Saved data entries

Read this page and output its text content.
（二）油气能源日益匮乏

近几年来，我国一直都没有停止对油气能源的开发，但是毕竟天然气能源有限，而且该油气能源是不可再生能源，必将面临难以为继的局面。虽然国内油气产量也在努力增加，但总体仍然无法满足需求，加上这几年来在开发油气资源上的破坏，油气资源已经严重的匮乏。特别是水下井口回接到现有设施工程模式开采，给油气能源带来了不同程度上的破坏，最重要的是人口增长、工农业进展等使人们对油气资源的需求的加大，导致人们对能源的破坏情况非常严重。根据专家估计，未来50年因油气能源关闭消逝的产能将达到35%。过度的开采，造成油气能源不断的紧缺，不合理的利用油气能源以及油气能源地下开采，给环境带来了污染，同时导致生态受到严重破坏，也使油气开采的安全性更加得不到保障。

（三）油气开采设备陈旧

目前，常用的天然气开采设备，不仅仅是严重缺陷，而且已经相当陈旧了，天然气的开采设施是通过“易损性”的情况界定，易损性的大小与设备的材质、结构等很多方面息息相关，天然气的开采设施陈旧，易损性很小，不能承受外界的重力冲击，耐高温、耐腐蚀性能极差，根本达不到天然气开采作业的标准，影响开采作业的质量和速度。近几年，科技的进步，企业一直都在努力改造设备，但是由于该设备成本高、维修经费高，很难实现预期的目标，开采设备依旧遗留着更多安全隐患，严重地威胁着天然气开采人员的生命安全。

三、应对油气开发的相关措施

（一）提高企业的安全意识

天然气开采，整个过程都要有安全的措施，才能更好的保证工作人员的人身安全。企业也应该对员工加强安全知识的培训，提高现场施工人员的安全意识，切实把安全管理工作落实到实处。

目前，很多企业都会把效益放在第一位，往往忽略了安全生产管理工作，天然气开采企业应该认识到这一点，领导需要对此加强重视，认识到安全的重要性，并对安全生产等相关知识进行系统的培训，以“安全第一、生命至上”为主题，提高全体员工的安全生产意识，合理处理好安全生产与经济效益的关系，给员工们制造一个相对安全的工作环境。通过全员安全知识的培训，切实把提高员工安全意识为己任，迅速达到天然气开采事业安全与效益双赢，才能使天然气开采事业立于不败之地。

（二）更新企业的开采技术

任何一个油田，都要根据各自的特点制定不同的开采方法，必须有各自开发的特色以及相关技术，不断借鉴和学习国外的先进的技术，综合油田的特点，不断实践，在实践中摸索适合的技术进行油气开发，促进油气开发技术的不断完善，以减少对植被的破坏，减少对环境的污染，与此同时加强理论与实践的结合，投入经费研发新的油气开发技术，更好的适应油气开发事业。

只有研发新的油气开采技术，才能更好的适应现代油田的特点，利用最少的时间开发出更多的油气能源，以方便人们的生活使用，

### EXERCISE REQUIREMENTS
Write out all the data again, exactly as it appears.

### TASK RESPONSE
Read this page and output its text content.
（二）油气能源日益匮乏

近几年来，我国一直都没有停止对油气能源的开发，但是毕竟天然气能源有限，而且该油气能源是不可再生能源，必将面临难以为继的局面。虽然国内油气产量也在努力增加，但总体仍然无法满足需求，加上这几年来在开发油气资源上的破坏，油气资源已经严重的匮乏。特别是水下井口回接到现有设施工程模式开采，给油气能源带来了不同程度上的破坏，最重要的是人口增长、工农业进展等使人们对油气资源的需求的加大，导致人们对能源的破坏情况非常严重。根据专家估计，未来50年因油气能源关闭消逝的产能将达到35%。过度的开采，造成油气能源不断的紧缺，不合理的利用油气能源以及油气能源地下开采，给环境带来了污染，同时导致生态受到严重破坏，也使油气开采的安全性更加得不到保障。

（三）油气开采设备陈旧

目前，常用的天然气开采设备，不仅仅是严重缺陷，而且已经相当陈旧了，天然气的开采设施是通过“易损性”的情况界定，易损性的大小与设备的材质、结构等很多方面息息相关，天然气的开采设施陈旧，易损性很小，不能承受外界的重力冲击，耐高温、耐腐蚀性能极差，根本达不到天然气开采作业的标准，影响开采作业的质量和速度。近几年，科技的进步，企业一直都在努力改造设备，但是由于该设备成本高、维修经费高，很难实现预期的目标，开采设备依旧遗留着更多安全隐患，严重地威胁着天然气开采人员的生命安全。

三、应对油气开发的相关措施

（一）提高企业的安全意识

天然气开采，整个过程都要有安全的措施，才能更好的保证工作人员的人身安全。企业也应该对员工加强安全知识的培训，提高现场施工人员的安全意识，切实把安全管理工作落实到实处。

目前，很多企业都会把效益放在第一位，往往忽略了安全生产管理工作，天然气开采企业应该认识到这一点，领导需要对此加强重视，认识到安全的重要性，并对安全生产等相关知识进行系统的培训，以“安全第一、生命至上”为主题，提高全体员工的安全生产意识，合理处理好安全生产与经济效益的关系，给员工们制造一个相对安全的工作环境。通过全员安全知识的培训，切实把提高员工安全意识为己任，迅速达到天然气开采事业安全与效益双赢，才能使天然气开采事业立于不败之地。

（二）更新企业的开采技术

任何一个油田，都要根据各自的特点制定不同的开采方法，必须有各自开发的特色以及相关技术，不断借鉴和学习国外的先进的技术，综合油田的特点，不断实践，在实践中摸索适合的技术进行油气开发，促进油气开发技术的不断完善，以减少对植被的破坏，减少对环境的污染，与此同时加强理论与实践的结合，投入经费研发新的油气开发技术，更好的适应油气开发事业。

只有研发新的油气开采技术，才能更好的适应现代油田的特点，利用最少的时间开发出更多的油气能源，以方便人们的生活使用，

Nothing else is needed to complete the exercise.